I have a set of tab delimited files that I have to go through read them, use them as pandas dataframe, do a whole bunch of operations on them and then merge them back to one excel file, the code is too long so I am going to go through the problematic part of it
The tab files that I am parsing contains all the same number of rows 2177
When I read these files I am indexing by the first 2 columns of type (string, int)
df = df.set_index(['id', 'coord'])
data = OrderedDict()
#data will contain all the information I am writing to excel
data[filename_id] = df
one of the procedures I am doing needs access to each row of data[sample_id] which contains dataframe of mixed types indexed with the columns 'id' and 'coord', like this
sample_row = data[sample].ix[index]
my index being ('id','coord')
If I am treating a subset of the file everything works great, but If I read the entire files with 2177 lines I end up having this error message
KeyError: 'Key length (2) was greater than MultiIndex lexsort depth (0)'
I searched over SO and everywhere and it seems that this is an issue of sorting the index, but I dont understand why using an unsorted subset do not cause the problem
Any idea on how I can get this sorted out ?

[Document layout detection data]
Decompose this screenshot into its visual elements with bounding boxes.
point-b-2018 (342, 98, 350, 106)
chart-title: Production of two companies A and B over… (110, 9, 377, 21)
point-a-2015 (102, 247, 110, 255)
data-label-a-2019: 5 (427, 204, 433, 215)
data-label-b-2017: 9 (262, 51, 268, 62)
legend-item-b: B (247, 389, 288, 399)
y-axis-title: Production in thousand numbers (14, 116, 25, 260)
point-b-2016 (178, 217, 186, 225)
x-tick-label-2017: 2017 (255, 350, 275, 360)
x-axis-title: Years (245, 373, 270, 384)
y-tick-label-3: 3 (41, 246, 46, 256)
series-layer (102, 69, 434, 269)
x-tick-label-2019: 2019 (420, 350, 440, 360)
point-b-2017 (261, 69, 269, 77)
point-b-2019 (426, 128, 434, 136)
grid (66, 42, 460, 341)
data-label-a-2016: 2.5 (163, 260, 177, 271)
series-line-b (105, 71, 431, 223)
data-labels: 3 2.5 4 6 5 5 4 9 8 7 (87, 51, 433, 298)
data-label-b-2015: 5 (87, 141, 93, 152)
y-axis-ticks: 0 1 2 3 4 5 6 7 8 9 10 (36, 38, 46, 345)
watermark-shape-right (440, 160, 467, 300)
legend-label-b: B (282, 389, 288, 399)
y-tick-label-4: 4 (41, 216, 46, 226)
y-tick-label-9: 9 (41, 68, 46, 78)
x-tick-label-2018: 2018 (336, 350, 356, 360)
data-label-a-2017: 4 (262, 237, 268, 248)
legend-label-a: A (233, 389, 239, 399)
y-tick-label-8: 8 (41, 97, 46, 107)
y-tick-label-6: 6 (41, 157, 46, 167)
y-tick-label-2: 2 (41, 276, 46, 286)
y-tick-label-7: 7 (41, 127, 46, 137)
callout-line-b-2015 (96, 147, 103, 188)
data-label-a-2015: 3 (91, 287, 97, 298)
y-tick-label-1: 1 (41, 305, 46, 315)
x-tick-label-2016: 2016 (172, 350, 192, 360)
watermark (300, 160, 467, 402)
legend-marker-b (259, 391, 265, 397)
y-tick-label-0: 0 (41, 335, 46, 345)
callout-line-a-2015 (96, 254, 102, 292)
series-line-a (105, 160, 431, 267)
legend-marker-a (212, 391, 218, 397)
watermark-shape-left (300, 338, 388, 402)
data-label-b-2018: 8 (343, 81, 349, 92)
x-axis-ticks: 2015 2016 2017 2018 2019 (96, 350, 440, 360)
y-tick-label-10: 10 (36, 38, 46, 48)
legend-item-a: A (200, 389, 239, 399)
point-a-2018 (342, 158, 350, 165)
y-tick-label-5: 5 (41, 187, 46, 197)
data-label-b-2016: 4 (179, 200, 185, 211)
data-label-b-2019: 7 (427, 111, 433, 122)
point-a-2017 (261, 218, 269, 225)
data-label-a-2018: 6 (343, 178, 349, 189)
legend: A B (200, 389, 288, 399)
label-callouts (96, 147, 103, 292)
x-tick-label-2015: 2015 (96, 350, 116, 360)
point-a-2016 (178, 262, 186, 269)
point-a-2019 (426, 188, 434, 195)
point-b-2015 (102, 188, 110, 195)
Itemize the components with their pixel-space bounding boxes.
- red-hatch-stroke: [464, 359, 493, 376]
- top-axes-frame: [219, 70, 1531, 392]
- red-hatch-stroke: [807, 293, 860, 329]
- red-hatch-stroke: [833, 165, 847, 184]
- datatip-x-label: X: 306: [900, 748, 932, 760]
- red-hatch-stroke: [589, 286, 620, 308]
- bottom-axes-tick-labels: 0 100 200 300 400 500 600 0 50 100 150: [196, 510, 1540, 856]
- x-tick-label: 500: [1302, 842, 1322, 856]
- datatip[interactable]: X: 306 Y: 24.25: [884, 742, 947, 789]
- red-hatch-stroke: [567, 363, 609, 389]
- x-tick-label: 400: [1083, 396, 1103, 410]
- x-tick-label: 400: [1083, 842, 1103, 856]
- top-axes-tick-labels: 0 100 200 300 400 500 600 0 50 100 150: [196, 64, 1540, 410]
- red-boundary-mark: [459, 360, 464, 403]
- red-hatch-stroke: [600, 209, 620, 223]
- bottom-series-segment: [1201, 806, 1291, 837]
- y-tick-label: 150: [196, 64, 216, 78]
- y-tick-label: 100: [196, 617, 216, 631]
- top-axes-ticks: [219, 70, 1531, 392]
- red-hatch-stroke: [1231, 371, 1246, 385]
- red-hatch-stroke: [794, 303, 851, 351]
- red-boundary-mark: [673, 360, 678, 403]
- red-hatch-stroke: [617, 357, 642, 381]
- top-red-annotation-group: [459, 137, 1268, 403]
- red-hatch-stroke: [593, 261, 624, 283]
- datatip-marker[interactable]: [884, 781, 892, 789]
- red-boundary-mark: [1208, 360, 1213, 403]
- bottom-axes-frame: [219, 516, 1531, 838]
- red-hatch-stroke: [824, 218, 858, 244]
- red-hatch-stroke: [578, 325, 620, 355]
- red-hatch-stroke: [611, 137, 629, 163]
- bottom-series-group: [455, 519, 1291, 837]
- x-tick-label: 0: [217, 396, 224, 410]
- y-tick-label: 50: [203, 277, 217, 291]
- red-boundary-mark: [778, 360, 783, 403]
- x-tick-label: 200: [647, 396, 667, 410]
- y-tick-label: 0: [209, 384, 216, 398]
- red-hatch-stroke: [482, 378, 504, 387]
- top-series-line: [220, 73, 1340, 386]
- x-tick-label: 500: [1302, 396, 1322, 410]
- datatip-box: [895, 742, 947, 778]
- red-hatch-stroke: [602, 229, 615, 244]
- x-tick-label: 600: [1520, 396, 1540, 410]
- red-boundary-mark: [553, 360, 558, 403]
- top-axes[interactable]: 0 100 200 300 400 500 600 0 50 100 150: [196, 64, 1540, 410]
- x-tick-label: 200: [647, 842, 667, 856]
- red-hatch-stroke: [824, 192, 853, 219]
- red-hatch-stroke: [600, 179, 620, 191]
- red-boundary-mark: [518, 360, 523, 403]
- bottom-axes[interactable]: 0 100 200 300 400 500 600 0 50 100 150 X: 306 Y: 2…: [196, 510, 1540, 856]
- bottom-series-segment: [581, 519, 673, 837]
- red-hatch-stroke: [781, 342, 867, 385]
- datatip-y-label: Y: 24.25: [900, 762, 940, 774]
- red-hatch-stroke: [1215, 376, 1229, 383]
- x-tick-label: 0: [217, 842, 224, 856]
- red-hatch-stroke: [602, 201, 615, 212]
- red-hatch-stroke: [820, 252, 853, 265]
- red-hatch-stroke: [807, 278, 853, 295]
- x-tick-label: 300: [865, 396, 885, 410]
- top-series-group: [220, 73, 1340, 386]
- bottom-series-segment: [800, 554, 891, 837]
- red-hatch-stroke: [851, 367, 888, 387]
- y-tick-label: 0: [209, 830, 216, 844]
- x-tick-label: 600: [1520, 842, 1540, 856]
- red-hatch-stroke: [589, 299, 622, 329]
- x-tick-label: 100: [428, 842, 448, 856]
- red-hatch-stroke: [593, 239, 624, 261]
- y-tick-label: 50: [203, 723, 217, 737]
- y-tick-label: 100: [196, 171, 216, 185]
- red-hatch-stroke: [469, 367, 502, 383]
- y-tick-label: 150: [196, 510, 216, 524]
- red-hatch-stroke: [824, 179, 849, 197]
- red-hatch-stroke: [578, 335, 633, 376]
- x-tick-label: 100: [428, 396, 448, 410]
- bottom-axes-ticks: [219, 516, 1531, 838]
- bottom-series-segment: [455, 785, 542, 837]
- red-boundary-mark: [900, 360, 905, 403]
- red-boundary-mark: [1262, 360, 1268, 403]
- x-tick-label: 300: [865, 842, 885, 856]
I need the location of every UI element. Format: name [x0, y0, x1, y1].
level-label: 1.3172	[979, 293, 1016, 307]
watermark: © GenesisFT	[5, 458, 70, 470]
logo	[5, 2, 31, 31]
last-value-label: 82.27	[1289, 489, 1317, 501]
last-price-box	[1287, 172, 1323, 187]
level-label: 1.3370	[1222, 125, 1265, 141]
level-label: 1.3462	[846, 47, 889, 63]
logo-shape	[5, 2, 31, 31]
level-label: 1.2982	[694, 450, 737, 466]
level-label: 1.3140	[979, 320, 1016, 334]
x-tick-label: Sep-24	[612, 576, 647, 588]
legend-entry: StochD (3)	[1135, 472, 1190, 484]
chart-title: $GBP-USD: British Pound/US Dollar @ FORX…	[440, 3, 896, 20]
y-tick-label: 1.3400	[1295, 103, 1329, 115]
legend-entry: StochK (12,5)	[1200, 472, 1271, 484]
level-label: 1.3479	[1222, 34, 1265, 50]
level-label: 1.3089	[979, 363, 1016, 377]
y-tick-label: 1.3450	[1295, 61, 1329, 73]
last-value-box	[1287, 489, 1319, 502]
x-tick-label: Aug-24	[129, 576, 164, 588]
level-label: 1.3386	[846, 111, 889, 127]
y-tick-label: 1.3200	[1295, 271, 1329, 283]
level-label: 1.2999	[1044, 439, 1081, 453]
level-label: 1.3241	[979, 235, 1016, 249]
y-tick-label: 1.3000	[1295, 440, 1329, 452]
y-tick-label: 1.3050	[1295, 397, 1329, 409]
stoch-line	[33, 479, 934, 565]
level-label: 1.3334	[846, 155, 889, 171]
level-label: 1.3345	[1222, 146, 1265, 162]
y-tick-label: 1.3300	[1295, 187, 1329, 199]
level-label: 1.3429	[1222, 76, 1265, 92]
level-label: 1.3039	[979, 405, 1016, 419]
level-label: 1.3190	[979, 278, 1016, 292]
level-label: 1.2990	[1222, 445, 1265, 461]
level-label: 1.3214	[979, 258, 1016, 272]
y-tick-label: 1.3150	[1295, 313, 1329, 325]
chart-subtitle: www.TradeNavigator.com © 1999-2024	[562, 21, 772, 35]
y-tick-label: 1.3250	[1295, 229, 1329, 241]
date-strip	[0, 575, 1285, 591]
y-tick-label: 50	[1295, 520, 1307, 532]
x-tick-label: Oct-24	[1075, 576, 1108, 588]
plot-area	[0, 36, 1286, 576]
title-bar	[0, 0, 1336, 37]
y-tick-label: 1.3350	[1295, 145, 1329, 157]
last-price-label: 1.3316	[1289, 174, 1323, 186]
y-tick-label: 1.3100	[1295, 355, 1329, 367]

Exercise 1:
Answer these questions using the pandas question:
(a) How many rows does each of the tab files contain?
(b) Which two columns are used to index the files when they are read?
(c) What error message appears when the entire files are read?
Exercise 2:
Summarize the pandas question in two sentences.
Exercise 3:
List every code statement that appears in the pandas question, not counting comments.

Expected output 1:
(a) 2177
(b) 'id' and 'coord'
(c) KeyError: 'Key length (2) was greater than MultiIndex lexsort depth (0)'

Expected output 2:
The writer reads a set of tab-delimited files, each with 2177 rows, into pandas dataframes indexed by the 'id' and 'coord' columns, runs many operations on them, and merges them back into one Excel file. Accessing each row works when only a subset of a file is used, but reading the entire files raises a KeyError about the MultiIndex lexsort depth, which searching suggests is an index sorting issue, though the writer does not understand why the unsorted subset causes no problem.

Expected output 3:
df = df.set_index(['id', 'coord'])
data = OrderedDict()
data[filename_id] = df
sample_row = data[sample].ix[index]